Your instructions
Output the records exactly as they appear, with no pictures included.

Available data
#####

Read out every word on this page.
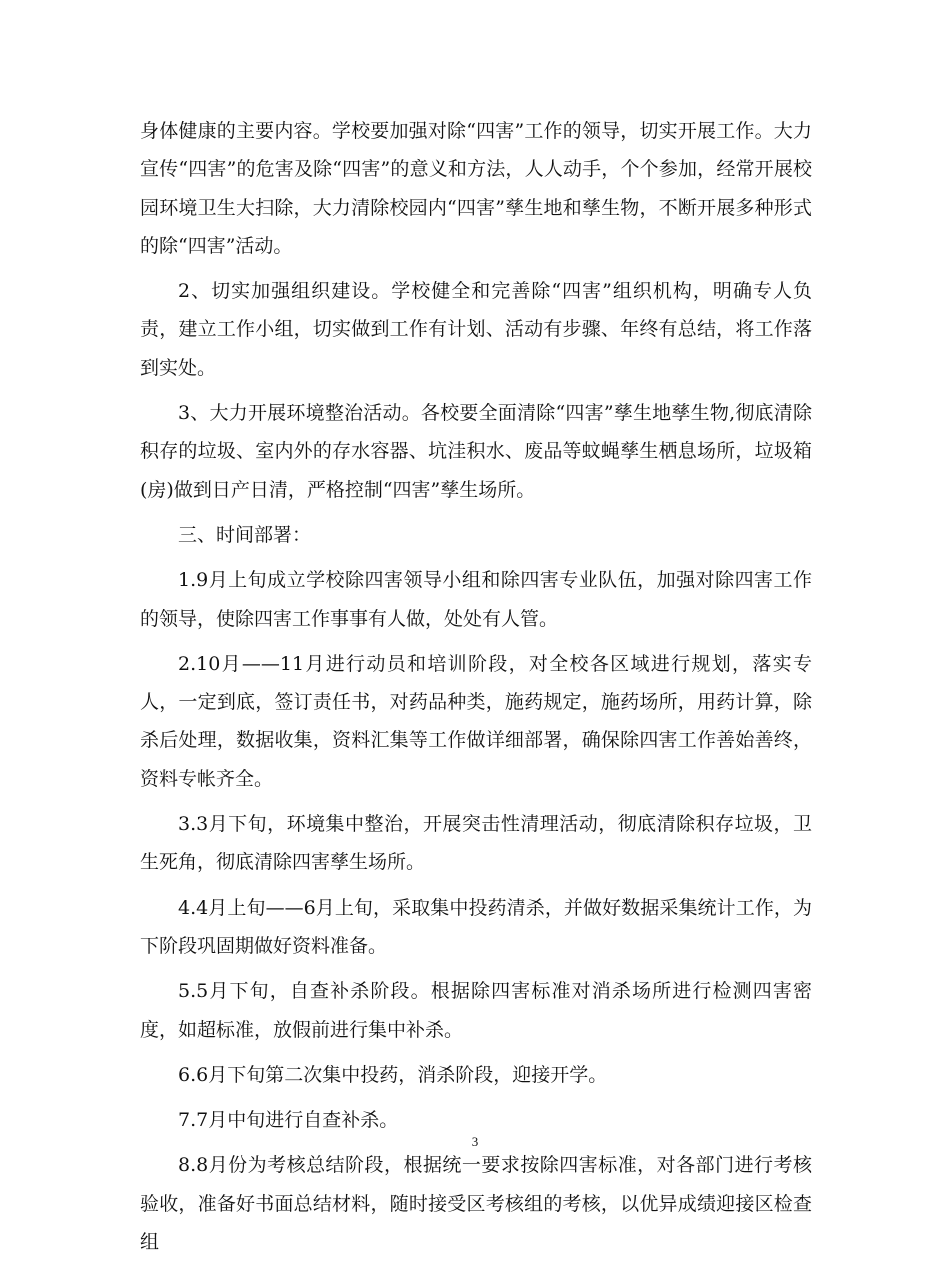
身体健康的主要内容。学校要加强对除“四害”工作的领导，切实开展工作。大力宣传“四害”的危害及除“四害”的意义和方法，人人动手，个个参加，经常开展校园环境卫生大扫除，大力清除校园内“四害”孳生地和孳生物，不断开展多种形式的除“四害”活动。

2、切实加强组织建设。学校健全和完善除“四害”组织机构，明确专人负责，建立工作小组，切实做到工作有计划、活动有步骤、年终有总结，将工作落到实处。

3、大力开展环境整治活动。各校要全面清除“四害”孳生地孳生物,彻底清除积存的垃圾、室内外的存水容器、坑洼积水、废品等蚊蝇孳生栖息场所，垃圾箱(房)做到日产日清，严格控制“四害”孳生场所。

三、时间部署：

1.9月上旬成立学校除四害领导小组和除四害专业队伍，加强对除四害工作的领导，使除四害工作事事有人做，处处有人管。

2.10月——11月进行动员和培训阶段，对全校各区域进行规划，落实专人，一定到底，签订责任书，对药品种类，施药规定，施药场所，用药计算，除杀后处理，数据收集，资料汇集等工作做详细部署，确保除四害工作善始善终，资料专帐齐全。

3.3月下旬，环境集中整治，开展突击性清理活动，彻底清除积存垃圾，卫生死角，彻底清除四害孳生场所。

4.4月上旬——6月上旬，采取集中投药清杀，并做好数据采集统计工作，为下阶段巩固期做好资料准备。

5.5月下旬，自查补杀阶段。根据除四害标准对消杀场所进行检测四害密度，如超标准，放假前进行集中补杀。

6.6月下旬第二次集中投药，消杀阶段，迎接开学。

7.7月中旬进行自查补杀。

8.8月份为考核总结阶段，根据统一要求按除四害标准，对各部门进行考核验收，准备好书面总结材料，随时接受区考核组的考核，以优异成绩迎接区检查组

3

#####

Exercise output
Read out every word on this page.
身体健康的主要内容。学校要加强对除“四害”工作的领导，切实开展工作。大力宣传“四害”的危害及除“四害”的意义和方法，人人动手，个个参加，经常开展校园环境卫生大扫除，大力清除校园内“四害”孳生地和孳生物，不断开展多种形式的除“四害”活动。

2、切实加强组织建设。学校健全和完善除“四害”组织机构，明确专人负责，建立工作小组，切实做到工作有计划、活动有步骤、年终有总结，将工作落到实处。

3、大力开展环境整治活动。各校要全面清除“四害”孳生地孳生物,彻底清除积存的垃圾、室内外的存水容器、坑洼积水、废品等蚊蝇孳生栖息场所，垃圾箱(房)做到日产日清，严格控制“四害”孳生场所。

三、时间部署：

1.9月上旬成立学校除四害领导小组和除四害专业队伍，加强对除四害工作的领导，使除四害工作事事有人做，处处有人管。

2.10月——11月进行动员和培训阶段，对全校各区域进行规划，落实专人，一定到底，签订责任书，对药品种类，施药规定，施药场所，用药计算，除杀后处理，数据收集，资料汇集等工作做详细部署，确保除四害工作善始善终，资料专帐齐全。

3.3月下旬，环境集中整治，开展突击性清理活动，彻底清除积存垃圾，卫生死角，彻底清除四害孳生场所。

4.4月上旬——6月上旬，采取集中投药清杀，并做好数据采集统计工作，为下阶段巩固期做好资料准备。

5.5月下旬，自查补杀阶段。根据除四害标准对消杀场所进行检测四害密度，如超标准，放假前进行集中补杀。

6.6月下旬第二次集中投药，消杀阶段，迎接开学。

7.7月中旬进行自查补杀。

8.8月份为考核总结阶段，根据统一要求按除四害标准，对各部门进行考核验收，准备好书面总结材料，随时接受区考核组的考核，以优异成绩迎接区检查组

3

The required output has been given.